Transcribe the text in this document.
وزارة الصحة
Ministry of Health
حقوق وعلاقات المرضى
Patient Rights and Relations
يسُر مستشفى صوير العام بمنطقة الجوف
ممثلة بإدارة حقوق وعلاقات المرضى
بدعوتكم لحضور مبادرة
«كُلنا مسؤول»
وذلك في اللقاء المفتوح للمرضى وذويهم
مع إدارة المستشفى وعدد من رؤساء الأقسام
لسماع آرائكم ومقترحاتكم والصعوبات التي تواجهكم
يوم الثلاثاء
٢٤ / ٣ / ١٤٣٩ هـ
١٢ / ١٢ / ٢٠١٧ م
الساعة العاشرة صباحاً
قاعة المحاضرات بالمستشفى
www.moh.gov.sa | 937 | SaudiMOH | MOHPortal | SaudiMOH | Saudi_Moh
━━━━
Each line above must be reproduced exactly as it stands.

# Correct result
Transcribe the text in this document.
وزارة الصحة
Ministry of Health
حقوق وعلاقات المرضى
Patient Rights and Relations
يسُر مستشفى صوير العام بمنطقة الجوف
ممثلة بإدارة حقوق وعلاقات المرضى
بدعوتكم لحضور مبادرة
«كُلنا مسؤول»
وذلك في اللقاء المفتوح للمرضى وذويهم
مع إدارة المستشفى وعدد من رؤساء الأقسام
لسماع آرائكم ومقترحاتكم والصعوبات التي تواجهكم
يوم الثلاثاء
٢٤ / ٣ / ١٤٣٩ هـ
١٢ / ١٢ / ٢٠١٧ م
الساعة العاشرة صباحاً
قاعة المحاضرات بالمستشفى
www.moh.gov.sa | 937 | SaudiMOH | MOHPortal | SaudiMOH | Saudi_Moh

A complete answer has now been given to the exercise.